Given task.
Copy out all lines that hold "this".

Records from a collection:
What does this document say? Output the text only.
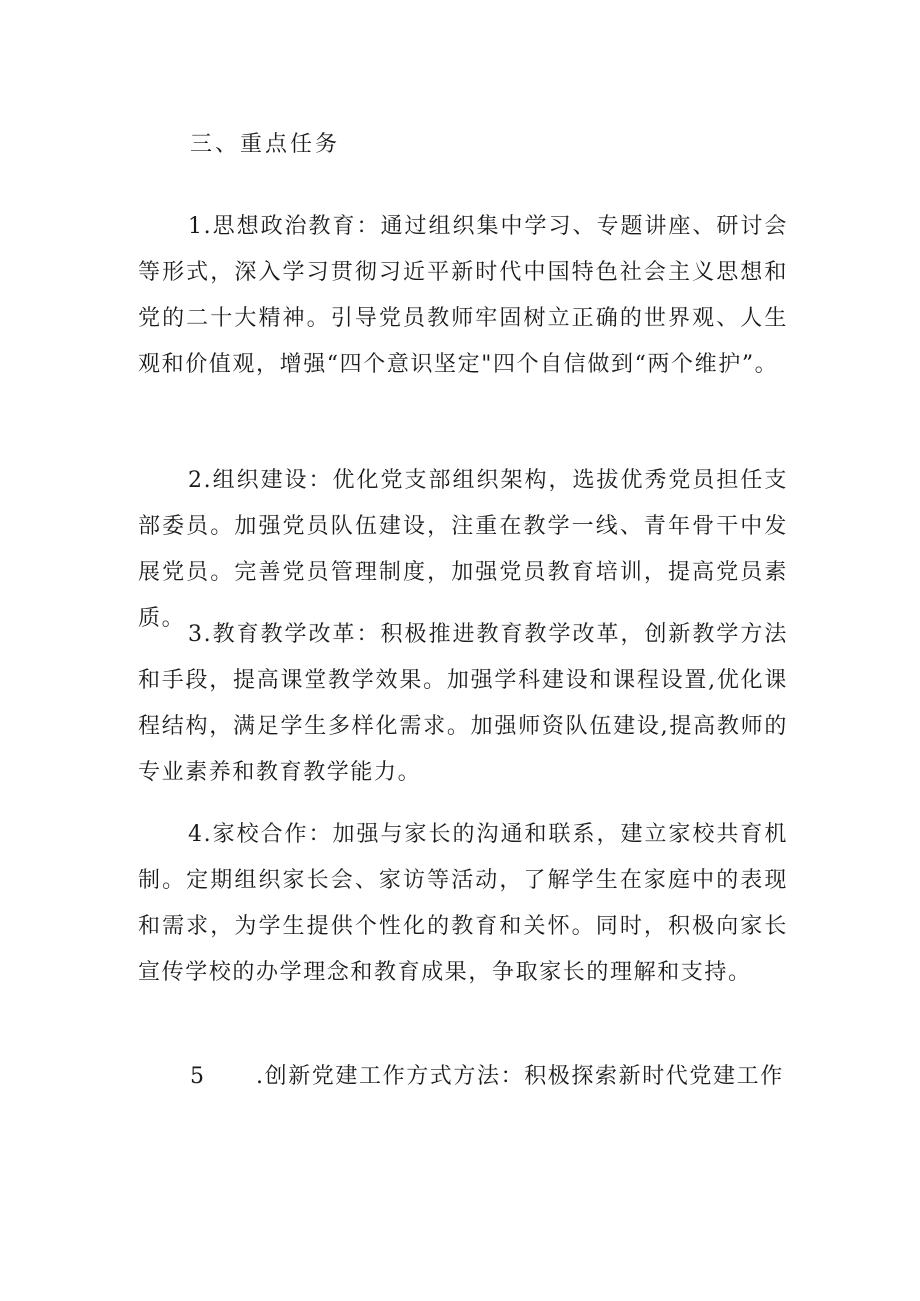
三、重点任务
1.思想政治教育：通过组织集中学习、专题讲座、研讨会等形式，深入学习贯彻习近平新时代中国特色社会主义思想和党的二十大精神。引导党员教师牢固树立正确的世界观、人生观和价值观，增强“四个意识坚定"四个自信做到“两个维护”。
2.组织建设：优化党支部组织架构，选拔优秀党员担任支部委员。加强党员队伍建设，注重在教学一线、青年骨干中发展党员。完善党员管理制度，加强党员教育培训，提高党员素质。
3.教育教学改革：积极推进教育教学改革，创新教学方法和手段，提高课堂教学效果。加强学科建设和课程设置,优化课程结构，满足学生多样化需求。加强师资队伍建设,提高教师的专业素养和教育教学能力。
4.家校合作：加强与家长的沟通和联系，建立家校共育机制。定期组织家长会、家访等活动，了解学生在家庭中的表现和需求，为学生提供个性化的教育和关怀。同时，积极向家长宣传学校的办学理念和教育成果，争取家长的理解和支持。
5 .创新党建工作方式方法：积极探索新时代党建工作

* * *

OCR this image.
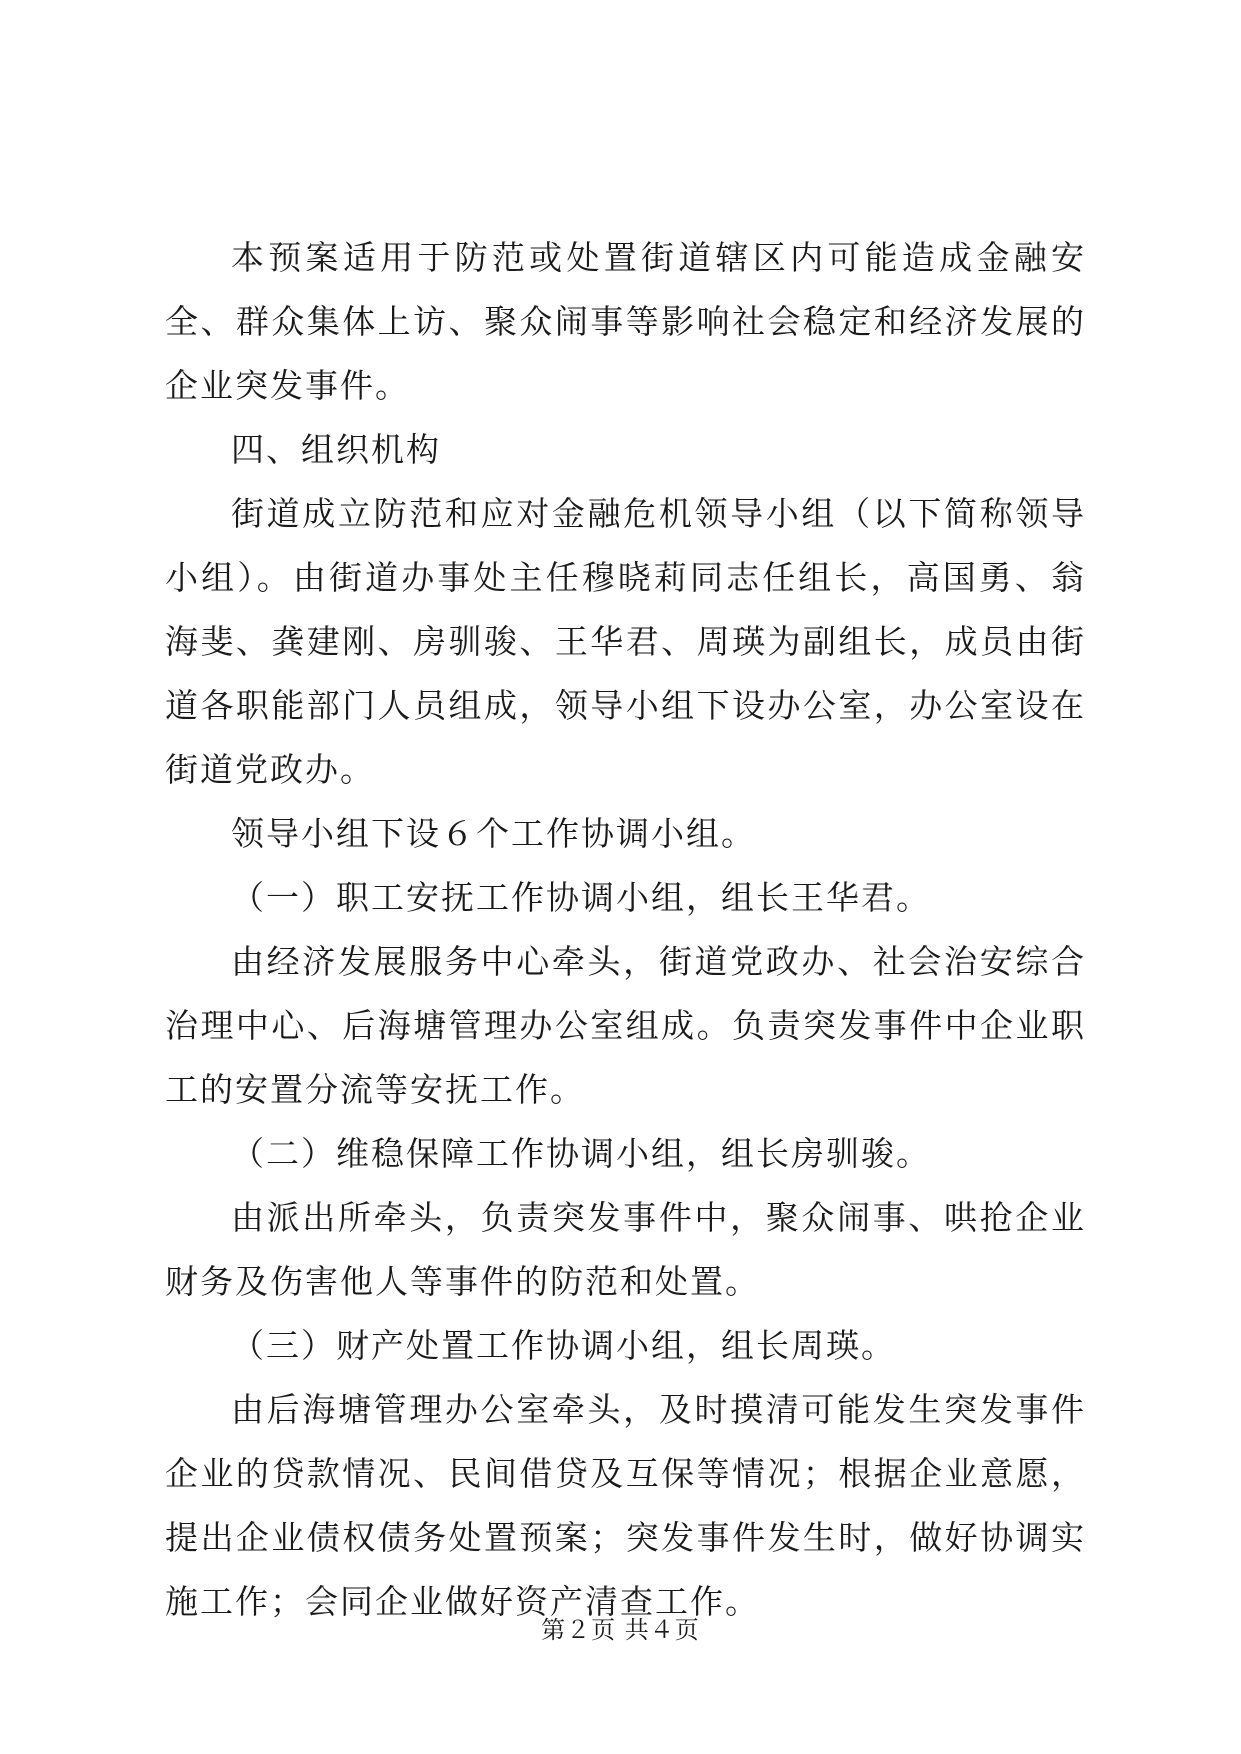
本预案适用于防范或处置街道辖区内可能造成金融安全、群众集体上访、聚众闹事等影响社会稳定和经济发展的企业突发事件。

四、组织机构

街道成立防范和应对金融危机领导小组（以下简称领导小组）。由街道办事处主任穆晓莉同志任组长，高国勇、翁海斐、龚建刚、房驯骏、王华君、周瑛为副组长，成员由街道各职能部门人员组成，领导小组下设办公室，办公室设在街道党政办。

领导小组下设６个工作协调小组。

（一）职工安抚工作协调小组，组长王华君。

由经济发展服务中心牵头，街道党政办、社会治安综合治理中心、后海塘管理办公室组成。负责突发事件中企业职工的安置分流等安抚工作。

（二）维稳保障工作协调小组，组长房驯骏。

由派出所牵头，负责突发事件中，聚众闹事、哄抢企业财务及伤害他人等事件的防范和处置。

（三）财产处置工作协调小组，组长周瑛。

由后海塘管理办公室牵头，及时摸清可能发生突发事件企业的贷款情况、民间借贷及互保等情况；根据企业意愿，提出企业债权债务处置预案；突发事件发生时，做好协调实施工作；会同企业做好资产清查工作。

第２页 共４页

Exercise output.
What does this document say? Output the text only.
OCR this image.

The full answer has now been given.